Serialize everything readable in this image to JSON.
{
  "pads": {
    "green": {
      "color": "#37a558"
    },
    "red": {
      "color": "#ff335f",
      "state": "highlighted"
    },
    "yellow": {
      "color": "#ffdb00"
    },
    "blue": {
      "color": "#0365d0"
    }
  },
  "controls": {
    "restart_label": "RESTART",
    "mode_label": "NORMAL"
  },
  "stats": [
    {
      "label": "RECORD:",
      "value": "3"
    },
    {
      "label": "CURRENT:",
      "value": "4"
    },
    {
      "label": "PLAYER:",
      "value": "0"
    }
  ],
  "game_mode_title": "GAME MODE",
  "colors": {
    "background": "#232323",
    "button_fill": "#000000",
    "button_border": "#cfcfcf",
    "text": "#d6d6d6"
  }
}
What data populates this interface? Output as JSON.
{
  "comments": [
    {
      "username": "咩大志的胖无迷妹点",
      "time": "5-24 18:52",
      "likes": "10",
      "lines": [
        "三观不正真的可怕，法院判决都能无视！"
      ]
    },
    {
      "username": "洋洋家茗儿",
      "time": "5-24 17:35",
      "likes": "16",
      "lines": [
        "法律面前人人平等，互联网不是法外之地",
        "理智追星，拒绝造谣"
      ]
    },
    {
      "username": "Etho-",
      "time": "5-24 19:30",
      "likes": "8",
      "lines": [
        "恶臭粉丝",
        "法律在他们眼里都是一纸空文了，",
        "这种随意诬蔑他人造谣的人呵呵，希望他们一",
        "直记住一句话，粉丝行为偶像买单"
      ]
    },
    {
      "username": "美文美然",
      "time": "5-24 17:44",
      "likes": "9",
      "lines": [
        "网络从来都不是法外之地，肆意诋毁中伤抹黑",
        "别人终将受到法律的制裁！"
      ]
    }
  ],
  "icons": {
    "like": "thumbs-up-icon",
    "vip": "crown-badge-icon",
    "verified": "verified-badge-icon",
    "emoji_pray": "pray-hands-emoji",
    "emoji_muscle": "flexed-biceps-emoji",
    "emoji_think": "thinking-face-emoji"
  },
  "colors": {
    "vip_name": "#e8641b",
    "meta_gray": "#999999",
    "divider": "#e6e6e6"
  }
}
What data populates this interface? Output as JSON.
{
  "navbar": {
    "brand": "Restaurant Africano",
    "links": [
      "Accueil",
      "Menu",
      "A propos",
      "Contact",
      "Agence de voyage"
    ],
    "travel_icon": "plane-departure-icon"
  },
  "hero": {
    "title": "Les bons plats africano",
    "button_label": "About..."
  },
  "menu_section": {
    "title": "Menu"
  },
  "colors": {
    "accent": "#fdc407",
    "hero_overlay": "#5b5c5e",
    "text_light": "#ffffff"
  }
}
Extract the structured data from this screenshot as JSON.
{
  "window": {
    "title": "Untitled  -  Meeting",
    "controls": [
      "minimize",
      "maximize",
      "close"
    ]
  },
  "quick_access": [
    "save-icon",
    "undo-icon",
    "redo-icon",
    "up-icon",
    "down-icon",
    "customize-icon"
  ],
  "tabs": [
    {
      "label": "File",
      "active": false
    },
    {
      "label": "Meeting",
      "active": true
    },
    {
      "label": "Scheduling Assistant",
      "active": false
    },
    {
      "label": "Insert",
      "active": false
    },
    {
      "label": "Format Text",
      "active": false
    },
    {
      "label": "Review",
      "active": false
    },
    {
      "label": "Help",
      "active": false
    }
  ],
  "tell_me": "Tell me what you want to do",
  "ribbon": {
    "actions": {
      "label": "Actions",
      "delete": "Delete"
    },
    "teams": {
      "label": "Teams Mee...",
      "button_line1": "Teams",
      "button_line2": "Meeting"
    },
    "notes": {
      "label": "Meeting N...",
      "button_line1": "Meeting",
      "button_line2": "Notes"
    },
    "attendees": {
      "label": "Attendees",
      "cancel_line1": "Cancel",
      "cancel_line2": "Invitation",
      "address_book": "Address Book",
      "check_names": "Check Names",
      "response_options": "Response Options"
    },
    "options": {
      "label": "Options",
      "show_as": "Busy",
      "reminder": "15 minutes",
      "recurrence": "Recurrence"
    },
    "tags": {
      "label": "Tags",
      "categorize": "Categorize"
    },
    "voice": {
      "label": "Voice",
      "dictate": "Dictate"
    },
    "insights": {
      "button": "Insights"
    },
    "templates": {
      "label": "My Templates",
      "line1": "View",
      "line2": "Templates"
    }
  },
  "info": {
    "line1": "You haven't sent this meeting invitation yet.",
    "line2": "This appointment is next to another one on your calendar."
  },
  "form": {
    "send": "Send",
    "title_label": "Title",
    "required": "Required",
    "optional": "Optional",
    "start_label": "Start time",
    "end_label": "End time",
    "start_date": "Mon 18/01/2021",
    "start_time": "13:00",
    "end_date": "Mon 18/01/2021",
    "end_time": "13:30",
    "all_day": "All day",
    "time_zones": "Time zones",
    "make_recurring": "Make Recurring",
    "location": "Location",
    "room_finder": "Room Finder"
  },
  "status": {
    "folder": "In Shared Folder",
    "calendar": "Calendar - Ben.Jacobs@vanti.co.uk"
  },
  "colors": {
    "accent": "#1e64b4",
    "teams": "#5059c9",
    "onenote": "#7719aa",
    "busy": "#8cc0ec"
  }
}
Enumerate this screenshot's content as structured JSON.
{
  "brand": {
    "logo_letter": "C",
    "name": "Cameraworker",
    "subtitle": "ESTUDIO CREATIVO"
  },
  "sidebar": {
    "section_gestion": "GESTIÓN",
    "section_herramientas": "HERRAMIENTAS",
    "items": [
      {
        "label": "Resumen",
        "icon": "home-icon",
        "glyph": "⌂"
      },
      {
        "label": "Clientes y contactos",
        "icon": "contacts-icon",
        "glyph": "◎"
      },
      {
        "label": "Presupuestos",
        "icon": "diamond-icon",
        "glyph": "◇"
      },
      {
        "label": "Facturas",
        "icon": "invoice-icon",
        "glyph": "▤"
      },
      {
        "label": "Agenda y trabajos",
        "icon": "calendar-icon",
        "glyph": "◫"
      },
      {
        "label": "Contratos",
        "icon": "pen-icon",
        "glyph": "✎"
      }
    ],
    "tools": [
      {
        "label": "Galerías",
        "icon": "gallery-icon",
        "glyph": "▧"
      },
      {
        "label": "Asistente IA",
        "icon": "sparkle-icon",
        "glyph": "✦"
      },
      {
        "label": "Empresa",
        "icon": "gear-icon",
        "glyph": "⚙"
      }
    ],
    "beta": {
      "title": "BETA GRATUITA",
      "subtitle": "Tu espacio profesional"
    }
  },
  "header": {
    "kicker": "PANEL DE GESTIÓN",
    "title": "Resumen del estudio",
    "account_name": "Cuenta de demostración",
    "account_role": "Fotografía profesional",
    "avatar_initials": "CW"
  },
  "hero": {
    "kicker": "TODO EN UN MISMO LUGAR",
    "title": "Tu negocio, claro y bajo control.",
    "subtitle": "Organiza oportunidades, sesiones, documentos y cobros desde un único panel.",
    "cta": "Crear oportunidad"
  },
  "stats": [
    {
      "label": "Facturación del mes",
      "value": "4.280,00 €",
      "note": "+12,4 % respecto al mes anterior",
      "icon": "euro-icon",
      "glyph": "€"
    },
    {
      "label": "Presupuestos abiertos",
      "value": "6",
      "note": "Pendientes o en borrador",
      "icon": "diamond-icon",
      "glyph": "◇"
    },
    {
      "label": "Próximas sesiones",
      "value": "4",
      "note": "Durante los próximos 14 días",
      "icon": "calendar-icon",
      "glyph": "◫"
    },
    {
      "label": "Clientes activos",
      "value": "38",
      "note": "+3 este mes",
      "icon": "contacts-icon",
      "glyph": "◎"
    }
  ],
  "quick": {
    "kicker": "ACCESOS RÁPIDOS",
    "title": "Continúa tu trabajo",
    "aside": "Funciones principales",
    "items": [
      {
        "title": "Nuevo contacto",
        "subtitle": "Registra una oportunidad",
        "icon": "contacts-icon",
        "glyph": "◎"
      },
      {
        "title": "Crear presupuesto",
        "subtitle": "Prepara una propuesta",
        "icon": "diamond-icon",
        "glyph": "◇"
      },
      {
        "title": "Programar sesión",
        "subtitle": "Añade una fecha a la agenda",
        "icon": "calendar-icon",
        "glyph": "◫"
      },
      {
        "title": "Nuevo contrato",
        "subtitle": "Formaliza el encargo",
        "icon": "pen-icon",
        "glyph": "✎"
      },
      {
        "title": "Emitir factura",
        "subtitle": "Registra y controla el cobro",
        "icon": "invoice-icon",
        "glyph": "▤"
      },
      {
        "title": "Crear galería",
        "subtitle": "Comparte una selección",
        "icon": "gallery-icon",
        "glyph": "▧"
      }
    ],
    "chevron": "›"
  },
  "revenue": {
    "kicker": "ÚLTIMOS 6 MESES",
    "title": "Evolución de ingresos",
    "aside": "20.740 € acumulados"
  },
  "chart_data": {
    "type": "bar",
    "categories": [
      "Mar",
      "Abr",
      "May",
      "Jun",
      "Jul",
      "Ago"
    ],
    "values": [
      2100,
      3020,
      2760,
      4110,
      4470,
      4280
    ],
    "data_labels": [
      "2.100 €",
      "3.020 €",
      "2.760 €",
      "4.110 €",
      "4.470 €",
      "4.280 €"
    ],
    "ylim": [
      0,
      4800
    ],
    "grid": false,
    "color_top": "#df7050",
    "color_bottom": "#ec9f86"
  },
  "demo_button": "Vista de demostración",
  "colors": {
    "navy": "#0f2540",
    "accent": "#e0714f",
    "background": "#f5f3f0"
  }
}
==================================================
## TASK STATEMENT
Using the listing, copy every line where the word "Nuevo" shows up.

## TASK ANSWER
        "title": "Nuevo contacto",
        "title": "Nuevo contrato",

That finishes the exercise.